> [Source excerpt]:
I don't think these things are usually treated as a single topic in either research or education, but there are quite a few adjacent topics that are relevant. I'll list some here, starting with...
One perspective on the algorithmic analysis of computer storage, memory and caches is the field of I/O-complexity or external memory algorithms. These lecture notes from a course by Mark de Berg are a good introduction (in Part II). Note that this perspective assumes an abstract I/O model that has a two layer memory hierarchy (a small and fast internal memory and a big but slow external memory), which of course is a simplified version of what a modern computer has. Still, this perspective makes it possible to design efficient algorithms for dealing with massive data (think running an algorithm on an array/matrix a few ten GB big, or more!).
Another advantage of treating "external memory" only in the abstract means that we only need to design one algorithm to deal with both SSD's, hard-disks, or even a slow internet connection, as long as we are satisfied with treating our external memory as a monolithic blob. There are many other tricks you may want to try in practice, but this is highly dependent on your specific machine or operating system.
Okay, but what if I really want to know how to use multiple cache layers, how to ensure seeking goes efficiently on my hard-disk, or how to play nice with my OS's paging? These topics (among others) are usually treated in a course called "Operating systems". Another aspect that frequently is the focus of such a course is concurrency (e.g. how does your OS manage to run all those processes "at the same time"? ), and dealing with multiple processes and threads programmatically. Some mild form of parallelism may also be covered.
So, what about those 100s of computing cores? Making use of those things to compute efficiently is known as parallelism and courses with that word in their title are common. There are quite a few models there to use in the analysis of parallel algorithms, the PRAM model is common. Again, this is an abstract model that may or may not allow you to use the full power of your expensive GPU (or arrays of relative cost-efficient Sony Playstation 3 cores. Cryptanalystist are a rare breed of "mostly theoretical" computer scientists that actually have use of massive computation power, see these slides of Dan Bernstein on some thoughts of using GPU's for crypto).

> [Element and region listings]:
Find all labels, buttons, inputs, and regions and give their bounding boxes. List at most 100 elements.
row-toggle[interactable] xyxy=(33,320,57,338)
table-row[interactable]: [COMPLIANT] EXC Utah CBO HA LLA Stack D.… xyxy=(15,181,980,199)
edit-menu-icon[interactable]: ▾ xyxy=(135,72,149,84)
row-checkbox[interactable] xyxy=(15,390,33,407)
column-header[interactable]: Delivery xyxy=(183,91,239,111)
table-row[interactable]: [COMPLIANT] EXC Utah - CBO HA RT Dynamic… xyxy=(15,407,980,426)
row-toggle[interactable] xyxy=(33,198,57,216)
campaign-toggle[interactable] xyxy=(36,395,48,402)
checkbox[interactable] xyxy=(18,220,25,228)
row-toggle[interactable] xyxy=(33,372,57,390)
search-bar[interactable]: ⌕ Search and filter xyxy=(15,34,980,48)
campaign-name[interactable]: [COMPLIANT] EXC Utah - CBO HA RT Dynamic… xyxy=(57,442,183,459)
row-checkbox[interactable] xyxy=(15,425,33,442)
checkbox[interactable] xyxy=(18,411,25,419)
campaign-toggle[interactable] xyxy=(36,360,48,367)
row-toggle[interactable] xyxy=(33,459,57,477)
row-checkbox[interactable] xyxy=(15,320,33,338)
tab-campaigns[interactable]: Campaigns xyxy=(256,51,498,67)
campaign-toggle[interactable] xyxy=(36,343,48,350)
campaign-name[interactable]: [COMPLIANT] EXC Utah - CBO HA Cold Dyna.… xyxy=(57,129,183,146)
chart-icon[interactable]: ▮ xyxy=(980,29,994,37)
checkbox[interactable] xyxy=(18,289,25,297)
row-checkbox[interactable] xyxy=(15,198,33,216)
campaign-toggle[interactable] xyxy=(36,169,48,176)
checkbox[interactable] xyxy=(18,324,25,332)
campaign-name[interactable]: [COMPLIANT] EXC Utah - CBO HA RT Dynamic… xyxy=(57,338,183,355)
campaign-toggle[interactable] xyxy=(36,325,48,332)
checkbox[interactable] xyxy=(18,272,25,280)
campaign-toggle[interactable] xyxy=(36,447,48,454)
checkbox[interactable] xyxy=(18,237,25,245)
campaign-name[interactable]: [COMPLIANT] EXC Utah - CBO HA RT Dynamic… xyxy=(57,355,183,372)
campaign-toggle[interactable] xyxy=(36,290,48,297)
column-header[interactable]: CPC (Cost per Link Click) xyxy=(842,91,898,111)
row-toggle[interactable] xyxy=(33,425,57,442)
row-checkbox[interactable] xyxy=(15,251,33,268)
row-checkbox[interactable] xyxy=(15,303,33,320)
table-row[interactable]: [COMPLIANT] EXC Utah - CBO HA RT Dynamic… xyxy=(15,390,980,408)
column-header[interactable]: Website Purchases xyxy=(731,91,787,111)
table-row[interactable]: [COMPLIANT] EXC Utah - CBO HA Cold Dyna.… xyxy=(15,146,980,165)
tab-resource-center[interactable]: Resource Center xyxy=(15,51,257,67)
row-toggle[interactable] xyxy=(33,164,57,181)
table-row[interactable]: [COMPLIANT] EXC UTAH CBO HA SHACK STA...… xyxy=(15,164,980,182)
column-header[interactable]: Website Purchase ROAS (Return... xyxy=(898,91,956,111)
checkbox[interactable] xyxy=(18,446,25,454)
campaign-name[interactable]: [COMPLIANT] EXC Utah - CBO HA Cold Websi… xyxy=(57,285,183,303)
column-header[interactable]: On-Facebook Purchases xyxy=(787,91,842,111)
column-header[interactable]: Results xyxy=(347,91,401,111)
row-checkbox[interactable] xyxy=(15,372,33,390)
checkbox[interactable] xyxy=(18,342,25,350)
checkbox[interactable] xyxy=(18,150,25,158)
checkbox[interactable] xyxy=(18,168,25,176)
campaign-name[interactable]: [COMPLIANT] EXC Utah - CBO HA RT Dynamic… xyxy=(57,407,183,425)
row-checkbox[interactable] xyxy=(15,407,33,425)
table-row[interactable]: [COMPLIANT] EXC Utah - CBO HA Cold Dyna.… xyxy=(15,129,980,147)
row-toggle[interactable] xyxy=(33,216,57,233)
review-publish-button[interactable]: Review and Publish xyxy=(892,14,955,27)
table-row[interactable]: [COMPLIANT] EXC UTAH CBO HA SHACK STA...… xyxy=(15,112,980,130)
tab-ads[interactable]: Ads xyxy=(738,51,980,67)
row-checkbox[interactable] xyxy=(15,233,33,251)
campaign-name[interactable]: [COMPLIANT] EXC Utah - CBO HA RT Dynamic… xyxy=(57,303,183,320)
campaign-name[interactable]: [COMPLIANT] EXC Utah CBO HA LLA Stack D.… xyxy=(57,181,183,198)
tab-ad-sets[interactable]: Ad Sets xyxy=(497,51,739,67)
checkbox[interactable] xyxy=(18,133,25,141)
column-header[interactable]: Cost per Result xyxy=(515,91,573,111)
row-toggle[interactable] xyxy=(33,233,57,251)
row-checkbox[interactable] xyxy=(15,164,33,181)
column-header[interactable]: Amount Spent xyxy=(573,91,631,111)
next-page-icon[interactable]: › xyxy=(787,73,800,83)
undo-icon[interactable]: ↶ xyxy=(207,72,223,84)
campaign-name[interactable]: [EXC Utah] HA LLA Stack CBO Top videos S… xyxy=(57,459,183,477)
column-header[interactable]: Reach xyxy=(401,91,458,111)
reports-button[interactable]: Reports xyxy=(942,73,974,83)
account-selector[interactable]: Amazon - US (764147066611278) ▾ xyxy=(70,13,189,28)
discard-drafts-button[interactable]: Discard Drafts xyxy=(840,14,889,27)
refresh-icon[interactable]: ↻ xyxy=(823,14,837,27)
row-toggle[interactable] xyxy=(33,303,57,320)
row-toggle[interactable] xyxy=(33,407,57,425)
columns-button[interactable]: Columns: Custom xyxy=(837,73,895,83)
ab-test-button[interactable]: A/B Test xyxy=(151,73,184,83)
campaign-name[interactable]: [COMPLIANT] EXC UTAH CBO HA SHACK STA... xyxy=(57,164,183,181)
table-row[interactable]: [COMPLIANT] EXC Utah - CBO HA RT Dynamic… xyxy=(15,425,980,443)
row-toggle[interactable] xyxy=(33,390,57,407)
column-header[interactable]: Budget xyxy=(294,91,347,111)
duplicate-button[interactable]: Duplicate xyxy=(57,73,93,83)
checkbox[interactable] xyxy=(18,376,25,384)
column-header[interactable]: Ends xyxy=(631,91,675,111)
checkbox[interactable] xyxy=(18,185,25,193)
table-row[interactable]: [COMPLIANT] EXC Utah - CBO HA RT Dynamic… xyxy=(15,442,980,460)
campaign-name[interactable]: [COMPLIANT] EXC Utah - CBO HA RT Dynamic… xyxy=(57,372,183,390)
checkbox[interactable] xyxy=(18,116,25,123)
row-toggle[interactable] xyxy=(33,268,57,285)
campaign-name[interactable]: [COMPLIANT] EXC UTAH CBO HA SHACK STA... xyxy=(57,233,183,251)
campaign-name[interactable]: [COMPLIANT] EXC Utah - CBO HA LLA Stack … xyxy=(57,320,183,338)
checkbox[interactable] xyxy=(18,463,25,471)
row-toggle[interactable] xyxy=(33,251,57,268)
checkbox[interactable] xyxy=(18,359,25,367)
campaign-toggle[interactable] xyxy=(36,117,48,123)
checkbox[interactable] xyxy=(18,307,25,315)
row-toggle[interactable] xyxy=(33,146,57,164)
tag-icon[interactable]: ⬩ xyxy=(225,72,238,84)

> [Goal]: Rewrite the forum answer on memory and parallelism from "Okay, but what" up to and including "also be covered.", replacing "concurrency" with "multitasking". The records are not needed for any of this work.

> [Answer to this exercise]:
Okay, but what if I really want to know how to use multiple cache layers, how to ensure seeking goes efficiently on my hard-disk, or how to play nice with my OS's paging? These topics (among others) are usually treated in a course called "Operating systems". Another aspect that frequently is the focus of such a course is multitasking (e.g. how does your OS manage to run all those processes "at the same time"? ), and dealing with multiple processes and threads programmatically. Some mild form of parallelism may also be covered.